- Exercise material
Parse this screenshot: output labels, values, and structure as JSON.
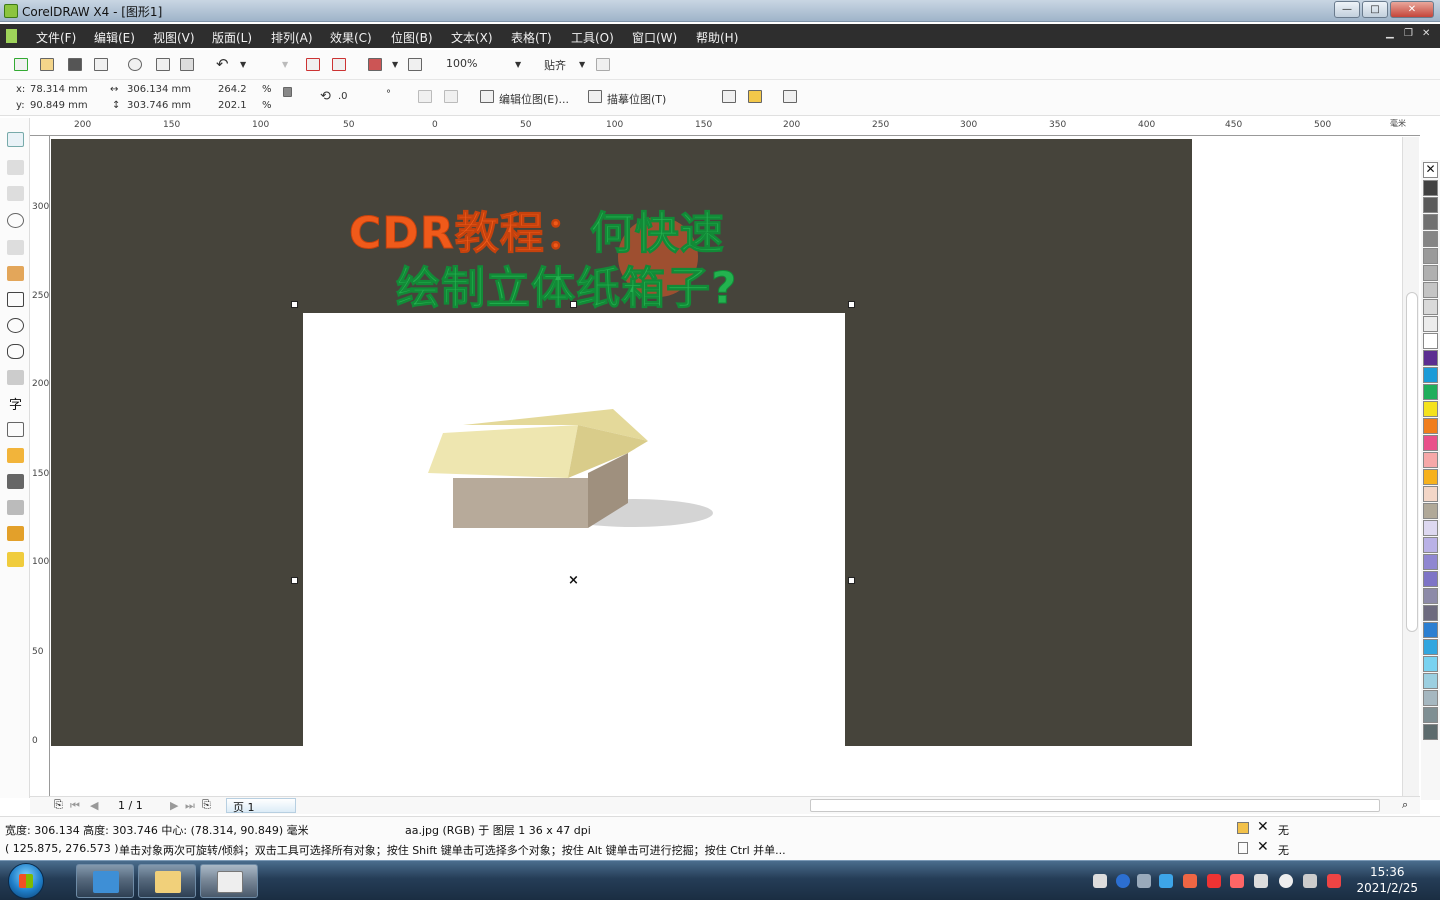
{
  "window": {
    "title": "CorelDRAW X4 - [图形1]",
    "min": "—",
    "max": "□",
    "close": "✕"
  },
  "menu": {
    "items": [
      "文件(F)",
      "编辑(E)",
      "视图(V)",
      "版面(L)",
      "排列(A)",
      "效果(C)",
      "位图(B)",
      "文本(X)",
      "表格(T)",
      "工具(O)",
      "窗口(W)",
      "帮助(H)"
    ]
  },
  "toolbar": {
    "zoom": "100%",
    "snap_label": "贴齐"
  },
  "propbar": {
    "x_label": "x:",
    "x_value": "78.314 mm",
    "y_label": "y:",
    "y_value": "90.849 mm",
    "w_value": "306.134 mm",
    "h_value": "303.746 mm",
    "scale_x": "264.2",
    "scale_y": "202.1",
    "pct": "%",
    "rotate": ".0",
    "degree": "°",
    "edit_bitmap": "编辑位图(E)...",
    "trace_bitmap": "描摹位图(T)"
  },
  "ruler": {
    "h_ticks": [
      "200",
      "150",
      "100",
      "50",
      "0",
      "50",
      "100",
      "150",
      "200",
      "250",
      "300",
      "350",
      "400",
      "450",
      "500"
    ],
    "v_ticks": [
      "300",
      "250",
      "200",
      "150",
      "100",
      "50",
      "0"
    ],
    "unit": "毫米"
  },
  "canvas": {
    "headline_line1_a": "CDR教程：",
    "headline_line1_b": "何快速",
    "headline_line2": "绘制立体纸箱子?",
    "center_mark": "×"
  },
  "pagenav": {
    "counter": "1 / 1",
    "tab": "页 1"
  },
  "status": {
    "dims": "宽度: 306.134 高度: 303.746 中心: (78.314, 90.849) 毫米",
    "object_info": "aa.jpg (RGB) 于 图层 1 36 x 47 dpi",
    "coords": "( 125.875, 276.573 )",
    "hint": "单击对象两次可旋转/倾斜；双击工具可选择所有对象；按住 Shift 键单击可选择多个对象；按住 Alt 键单击可进行挖掘；按住 Ctrl 并单...",
    "fill_label": "无",
    "outline_label": "无"
  },
  "palette": {
    "colors": [
      "#404040",
      "#5a5a5a",
      "#707070",
      "#858585",
      "#9a9a9a",
      "#afafaf",
      "#c4c4c4",
      "#d9d9d9",
      "#ececec",
      "#ffffff",
      "#5b2d91",
      "#1b9bd8",
      "#1fae5b",
      "#f4e21d",
      "#f07d1c",
      "#e94f8a",
      "#f7a8a8",
      "#f6b11d",
      "#f3d6c7",
      "#b0a898",
      "#ddd8f0",
      "#b9b1e6",
      "#8f86d1",
      "#7e74c6",
      "#8d8aa8",
      "#6d6a7e",
      "#2c7fd1",
      "#32a6df",
      "#79d2f0",
      "#9ccfe0",
      "#a5b7c0",
      "#7f8f93",
      "#5d6b6d"
    ]
  },
  "taskbar": {
    "time": "15:36",
    "date": "2021/2/25"
  }
}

- Problem to solve
Repeat all the data as it stands, dropping any images it holds.

- Solution to this problem
Parse this screenshot: output labels, values, and structure as JSON.
{
  "window": {
    "title": "CorelDRAW X4 - [图形1]",
    "min": "—",
    "max": "□",
    "close": "✕"
  },
  "menu": {
    "items": [
      "文件(F)",
      "编辑(E)",
      "视图(V)",
      "版面(L)",
      "排列(A)",
      "效果(C)",
      "位图(B)",
      "文本(X)",
      "表格(T)",
      "工具(O)",
      "窗口(W)",
      "帮助(H)"
    ]
  },
  "toolbar": {
    "zoom": "100%",
    "snap_label": "贴齐"
  },
  "propbar": {
    "x_label": "x:",
    "x_value": "78.314 mm",
    "y_label": "y:",
    "y_value": "90.849 mm",
    "w_value": "306.134 mm",
    "h_value": "303.746 mm",
    "scale_x": "264.2",
    "scale_y": "202.1",
    "pct": "%",
    "rotate": ".0",
    "degree": "°",
    "edit_bitmap": "编辑位图(E)...",
    "trace_bitmap": "描摹位图(T)"
  },
  "ruler": {
    "h_ticks": [
      "200",
      "150",
      "100",
      "50",
      "0",
      "50",
      "100",
      "150",
      "200",
      "250",
      "300",
      "350",
      "400",
      "450",
      "500"
    ],
    "v_ticks": [
      "300",
      "250",
      "200",
      "150",
      "100",
      "50",
      "0"
    ],
    "unit": "毫米"
  },
  "canvas": {
    "headline_line1_a": "CDR教程：",
    "headline_line1_b": "何快速",
    "headline_line2": "绘制立体纸箱子?",
    "center_mark": "×"
  },
  "pagenav": {
    "counter": "1 / 1",
    "tab": "页 1"
  },
  "status": {
    "dims": "宽度: 306.134 高度: 303.746 中心: (78.314, 90.849) 毫米",
    "object_info": "aa.jpg (RGB) 于 图层 1 36 x 47 dpi",
    "coords": "( 125.875, 276.573 )",
    "hint": "单击对象两次可旋转/倾斜；双击工具可选择所有对象；按住 Shift 键单击可选择多个对象；按住 Alt 键单击可进行挖掘；按住 Ctrl 并单...",
    "fill_label": "无",
    "outline_label": "无"
  },
  "palette": {
    "colors": [
      "#404040",
      "#5a5a5a",
      "#707070",
      "#858585",
      "#9a9a9a",
      "#afafaf",
      "#c4c4c4",
      "#d9d9d9",
      "#ececec",
      "#ffffff",
      "#5b2d91",
      "#1b9bd8",
      "#1fae5b",
      "#f4e21d",
      "#f07d1c",
      "#e94f8a",
      "#f7a8a8",
      "#f6b11d",
      "#f3d6c7",
      "#b0a898",
      "#ddd8f0",
      "#b9b1e6",
      "#8f86d1",
      "#7e74c6",
      "#8d8aa8",
      "#6d6a7e",
      "#2c7fd1",
      "#32a6df",
      "#79d2f0",
      "#9ccfe0",
      "#a5b7c0",
      "#7f8f93",
      "#5d6b6d"
    ]
  },
  "taskbar": {
    "time": "15:36",
    "date": "2021/2/25"
  }
}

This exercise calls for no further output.